Repeat all of the records verbatim.

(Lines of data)
◆ ◆ ◆ ◆

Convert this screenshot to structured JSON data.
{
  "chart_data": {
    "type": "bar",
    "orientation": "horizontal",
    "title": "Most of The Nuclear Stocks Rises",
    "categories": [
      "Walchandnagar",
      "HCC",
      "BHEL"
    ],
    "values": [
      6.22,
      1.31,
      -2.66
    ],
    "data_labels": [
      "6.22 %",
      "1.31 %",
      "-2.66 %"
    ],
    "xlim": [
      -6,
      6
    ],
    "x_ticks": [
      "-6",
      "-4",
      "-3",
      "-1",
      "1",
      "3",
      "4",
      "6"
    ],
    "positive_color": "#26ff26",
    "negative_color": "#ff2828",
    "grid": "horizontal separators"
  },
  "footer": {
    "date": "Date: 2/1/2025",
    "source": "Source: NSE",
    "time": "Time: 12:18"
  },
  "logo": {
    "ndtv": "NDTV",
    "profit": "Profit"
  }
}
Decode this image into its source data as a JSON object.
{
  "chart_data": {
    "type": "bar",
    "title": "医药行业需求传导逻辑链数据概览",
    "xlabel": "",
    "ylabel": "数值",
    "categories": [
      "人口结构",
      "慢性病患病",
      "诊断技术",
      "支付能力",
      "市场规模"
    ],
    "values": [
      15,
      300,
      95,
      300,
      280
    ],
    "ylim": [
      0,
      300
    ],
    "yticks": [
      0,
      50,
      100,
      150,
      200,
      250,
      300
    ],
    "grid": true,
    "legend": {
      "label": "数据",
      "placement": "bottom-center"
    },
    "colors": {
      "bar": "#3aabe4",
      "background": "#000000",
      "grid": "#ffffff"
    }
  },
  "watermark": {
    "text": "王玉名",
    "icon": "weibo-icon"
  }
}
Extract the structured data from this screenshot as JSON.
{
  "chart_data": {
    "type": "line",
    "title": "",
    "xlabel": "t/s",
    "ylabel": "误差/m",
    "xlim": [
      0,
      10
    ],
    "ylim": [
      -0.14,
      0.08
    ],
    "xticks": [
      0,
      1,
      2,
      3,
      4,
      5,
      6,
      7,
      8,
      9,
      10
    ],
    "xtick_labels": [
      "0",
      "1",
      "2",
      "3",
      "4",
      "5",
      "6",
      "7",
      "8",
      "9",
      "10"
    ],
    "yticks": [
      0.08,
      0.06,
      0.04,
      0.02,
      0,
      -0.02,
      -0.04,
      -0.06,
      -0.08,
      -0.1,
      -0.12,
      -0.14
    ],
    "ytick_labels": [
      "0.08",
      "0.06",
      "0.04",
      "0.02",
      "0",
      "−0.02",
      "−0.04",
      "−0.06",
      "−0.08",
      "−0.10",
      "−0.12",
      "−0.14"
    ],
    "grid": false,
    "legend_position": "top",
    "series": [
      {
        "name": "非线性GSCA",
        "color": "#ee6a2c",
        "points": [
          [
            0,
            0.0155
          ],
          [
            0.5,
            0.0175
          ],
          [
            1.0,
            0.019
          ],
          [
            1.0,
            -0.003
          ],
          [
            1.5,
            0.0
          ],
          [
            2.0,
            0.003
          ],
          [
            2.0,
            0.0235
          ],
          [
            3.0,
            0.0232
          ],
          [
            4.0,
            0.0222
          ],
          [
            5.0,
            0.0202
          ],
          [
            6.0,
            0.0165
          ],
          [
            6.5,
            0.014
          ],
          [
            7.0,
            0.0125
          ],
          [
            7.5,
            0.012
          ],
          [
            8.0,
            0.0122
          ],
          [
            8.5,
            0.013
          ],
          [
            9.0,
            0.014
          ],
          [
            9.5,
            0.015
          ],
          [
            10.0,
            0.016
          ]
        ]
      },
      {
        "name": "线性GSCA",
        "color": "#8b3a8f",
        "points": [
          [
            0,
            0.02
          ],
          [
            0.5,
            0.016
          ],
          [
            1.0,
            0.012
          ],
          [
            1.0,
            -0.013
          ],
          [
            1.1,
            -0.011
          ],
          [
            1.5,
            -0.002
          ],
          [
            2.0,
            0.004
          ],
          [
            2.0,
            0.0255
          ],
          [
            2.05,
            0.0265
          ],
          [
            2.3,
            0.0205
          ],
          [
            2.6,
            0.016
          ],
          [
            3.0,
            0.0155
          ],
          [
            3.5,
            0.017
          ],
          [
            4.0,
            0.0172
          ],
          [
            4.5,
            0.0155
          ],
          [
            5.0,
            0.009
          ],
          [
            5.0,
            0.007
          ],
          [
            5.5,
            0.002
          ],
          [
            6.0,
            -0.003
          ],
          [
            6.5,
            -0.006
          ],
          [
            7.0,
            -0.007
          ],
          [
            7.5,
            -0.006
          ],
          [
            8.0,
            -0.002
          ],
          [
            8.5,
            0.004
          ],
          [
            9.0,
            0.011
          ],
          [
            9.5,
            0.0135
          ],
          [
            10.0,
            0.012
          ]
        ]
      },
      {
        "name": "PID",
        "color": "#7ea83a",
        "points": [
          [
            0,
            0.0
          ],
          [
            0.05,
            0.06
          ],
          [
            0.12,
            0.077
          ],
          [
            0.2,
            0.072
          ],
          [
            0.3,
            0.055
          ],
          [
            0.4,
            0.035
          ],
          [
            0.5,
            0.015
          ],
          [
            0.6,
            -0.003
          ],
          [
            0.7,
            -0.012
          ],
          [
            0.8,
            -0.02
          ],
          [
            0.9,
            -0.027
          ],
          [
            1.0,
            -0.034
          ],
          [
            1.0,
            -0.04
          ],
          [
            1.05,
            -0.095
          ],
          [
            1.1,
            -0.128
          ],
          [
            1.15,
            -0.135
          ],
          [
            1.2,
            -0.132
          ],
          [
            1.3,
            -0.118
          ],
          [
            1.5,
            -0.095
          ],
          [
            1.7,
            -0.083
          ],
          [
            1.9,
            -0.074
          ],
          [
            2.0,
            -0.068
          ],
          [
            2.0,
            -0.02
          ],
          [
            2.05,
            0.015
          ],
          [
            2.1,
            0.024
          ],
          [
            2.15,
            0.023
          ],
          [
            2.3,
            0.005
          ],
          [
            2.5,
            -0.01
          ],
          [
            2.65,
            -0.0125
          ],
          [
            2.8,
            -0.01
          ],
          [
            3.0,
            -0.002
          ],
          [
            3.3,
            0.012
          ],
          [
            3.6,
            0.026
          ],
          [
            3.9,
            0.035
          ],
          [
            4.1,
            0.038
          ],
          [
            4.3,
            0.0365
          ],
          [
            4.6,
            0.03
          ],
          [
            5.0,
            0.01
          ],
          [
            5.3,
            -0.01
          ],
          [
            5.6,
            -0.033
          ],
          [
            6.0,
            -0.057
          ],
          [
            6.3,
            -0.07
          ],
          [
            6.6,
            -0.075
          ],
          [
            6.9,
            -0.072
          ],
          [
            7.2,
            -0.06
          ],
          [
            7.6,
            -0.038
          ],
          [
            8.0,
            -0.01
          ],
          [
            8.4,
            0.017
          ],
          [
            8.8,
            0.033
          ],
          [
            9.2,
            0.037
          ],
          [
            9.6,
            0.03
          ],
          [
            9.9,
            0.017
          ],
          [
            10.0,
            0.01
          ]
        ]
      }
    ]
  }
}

◆ ◆ ◆ ◆

## Final result
Convert this screenshot to structured JSON data.
{
  "chart_data": {
    "type": "bar",
    "orientation": "horizontal",
    "title": "Most of The Nuclear Stocks Rises",
    "categories": [
      "Walchandnagar",
      "HCC",
      "BHEL"
    ],
    "values": [
      6.22,
      1.31,
      -2.66
    ],
    "data_labels": [
      "6.22 %",
      "1.31 %",
      "-2.66 %"
    ],
    "xlim": [
      -6,
      6
    ],
    "x_ticks": [
      "-6",
      "-4",
      "-3",
      "-1",
      "1",
      "3",
      "4",
      "6"
    ],
    "positive_color": "#26ff26",
    "negative_color": "#ff2828",
    "grid": "horizontal separators"
  },
  "footer": {
    "date": "Date: 2/1/2025",
    "source": "Source: NSE",
    "time": "Time: 12:18"
  },
  "logo": {
    "ndtv": "NDTV",
    "profit": "Profit"
  }
}
Decode this image into its source data as a JSON object.
{
  "chart_data": {
    "type": "bar",
    "title": "医药行业需求传导逻辑链数据概览",
    "xlabel": "",
    "ylabel": "数值",
    "categories": [
      "人口结构",
      "慢性病患病",
      "诊断技术",
      "支付能力",
      "市场规模"
    ],
    "values": [
      15,
      300,
      95,
      300,
      280
    ],
    "ylim": [
      0,
      300
    ],
    "yticks": [
      0,
      50,
      100,
      150,
      200,
      250,
      300
    ],
    "grid": true,
    "legend": {
      "label": "数据",
      "placement": "bottom-center"
    },
    "colors": {
      "bar": "#3aabe4",
      "background": "#000000",
      "grid": "#ffffff"
    }
  },
  "watermark": {
    "text": "王玉名",
    "icon": "weibo-icon"
  }
}
Extract the structured data from this screenshot as JSON.
{
  "chart_data": {
    "type": "line",
    "title": "",
    "xlabel": "t/s",
    "ylabel": "误差/m",
    "xlim": [
      0,
      10
    ],
    "ylim": [
      -0.14,
      0.08
    ],
    "xticks": [
      0,
      1,
      2,
      3,
      4,
      5,
      6,
      7,
      8,
      9,
      10
    ],
    "xtick_labels": [
      "0",
      "1",
      "2",
      "3",
      "4",
      "5",
      "6",
      "7",
      "8",
      "9",
      "10"
    ],
    "yticks": [
      0.08,
      0.06,
      0.04,
      0.02,
      0,
      -0.02,
      -0.04,
      -0.06,
      -0.08,
      -0.1,
      -0.12,
      -0.14
    ],
    "ytick_labels": [
      "0.08",
      "0.06",
      "0.04",
      "0.02",
      "0",
      "−0.02",
      "−0.04",
      "−0.06",
      "−0.08",
      "−0.10",
      "−0.12",
      "−0.14"
    ],
    "grid": false,
    "legend_position": "top",
    "series": [
      {
        "name": "非线性GSCA",
        "color": "#ee6a2c",
        "points": [
          [
            0,
            0.0155
          ],
          [
            0.5,
            0.0175
          ],
          [
            1.0,
            0.019
          ],
          [
            1.0,
            -0.003
          ],
          [
            1.5,
            0.0
          ],
          [
            2.0,
            0.003
          ],
          [
            2.0,
            0.0235
          ],
          [
            3.0,
            0.0232
          ],
          [
            4.0,
            0.0222
          ],
          [
            5.0,
            0.0202
          ],
          [
            6.0,
            0.0165
          ],
          [
            6.5,
            0.014
          ],
          [
            7.0,
            0.0125
          ],
          [
            7.5,
            0.012
          ],
          [
            8.0,
            0.0122
          ],
          [
            8.5,
            0.013
          ],
          [
            9.0,
            0.014
          ],
          [
            9.5,
            0.015
          ],
          [
            10.0,
            0.016
          ]
        ]
      },
      {
        "name": "线性GSCA",
        "color": "#8b3a8f",
        "points": [
          [
            0,
            0.02
          ],
          [
            0.5,
            0.016
          ],
          [
            1.0,
            0.012
          ],
          [
            1.0,
            -0.013
          ],
          [
            1.1,
            -0.011
          ],
          [
            1.5,
            -0.002
          ],
          [
            2.0,
            0.004
          ],
          [
            2.0,
            0.0255
          ],
          [
            2.05,
            0.0265
          ],
          [
            2.3,
            0.0205
          ],
          [
            2.6,
            0.016
          ],
          [
            3.0,
            0.0155
          ],
          [
            3.5,
            0.017
          ],
          [
            4.0,
            0.0172
          ],
          [
            4.5,
            0.0155
          ],
          [
            5.0,
            0.009
          ],
          [
            5.0,
            0.007
          ],
          [
            5.5,
            0.002
          ],
          [
            6.0,
            -0.003
          ],
          [
            6.5,
            -0.006
          ],
          [
            7.0,
            -0.007
          ],
          [
            7.5,
            -0.006
          ],
          [
            8.0,
            -0.002
          ],
          [
            8.5,
            0.004
          ],
          [
            9.0,
            0.011
          ],
          [
            9.5,
            0.0135
          ],
          [
            10.0,
            0.012
          ]
        ]
      },
      {
        "name": "PID",
        "color": "#7ea83a",
        "points": [
          [
            0,
            0.0
          ],
          [
            0.05,
            0.06
          ],
          [
            0.12,
            0.077
          ],
          [
            0.2,
            0.072
          ],
          [
            0.3,
            0.055
          ],
          [
            0.4,
            0.035
          ],
          [
            0.5,
            0.015
          ],
          [
            0.6,
            -0.003
          ],
          [
            0.7,
            -0.012
          ],
          [
            0.8,
            -0.02
          ],
          [
            0.9,
            -0.027
          ],
          [
            1.0,
            -0.034
          ],
          [
            1.0,
            -0.04
          ],
          [
            1.05,
            -0.095
          ],
          [
            1.1,
            -0.128
          ],
          [
            1.15,
            -0.135
          ],
          [
            1.2,
            -0.132
          ],
          [
            1.3,
            -0.118
          ],
          [
            1.5,
            -0.095
          ],
          [
            1.7,
            -0.083
          ],
          [
            1.9,
            -0.074
          ],
          [
            2.0,
            -0.068
          ],
          [
            2.0,
            -0.02
          ],
          [
            2.05,
            0.015
          ],
          [
            2.1,
            0.024
          ],
          [
            2.15,
            0.023
          ],
          [
            2.3,
            0.005
          ],
          [
            2.5,
            -0.01
          ],
          [
            2.65,
            -0.0125
          ],
          [
            2.8,
            -0.01
          ],
          [
            3.0,
            -0.002
          ],
          [
            3.3,
            0.012
          ],
          [
            3.6,
            0.026
          ],
          [
            3.9,
            0.035
          ],
          [
            4.1,
            0.038
          ],
          [
            4.3,
            0.0365
          ],
          [
            4.6,
            0.03
          ],
          [
            5.0,
            0.01
          ],
          [
            5.3,
            -0.01
          ],
          [
            5.6,
            -0.033
          ],
          [
            6.0,
            -0.057
          ],
          [
            6.3,
            -0.07
          ],
          [
            6.6,
            -0.075
          ],
          [
            6.9,
            -0.072
          ],
          [
            7.2,
            -0.06
          ],
          [
            7.6,
            -0.038
          ],
          [
            8.0,
            -0.01
          ],
          [
            8.4,
            0.017
          ],
          [
            8.8,
            0.033
          ],
          [
            9.2,
            0.037
          ],
          [
            9.6,
            0.03
          ],
          [
            9.9,
            0.017
          ],
          [
            10.0,
            0.01
          ]
        ]
      }
    ]
  }
}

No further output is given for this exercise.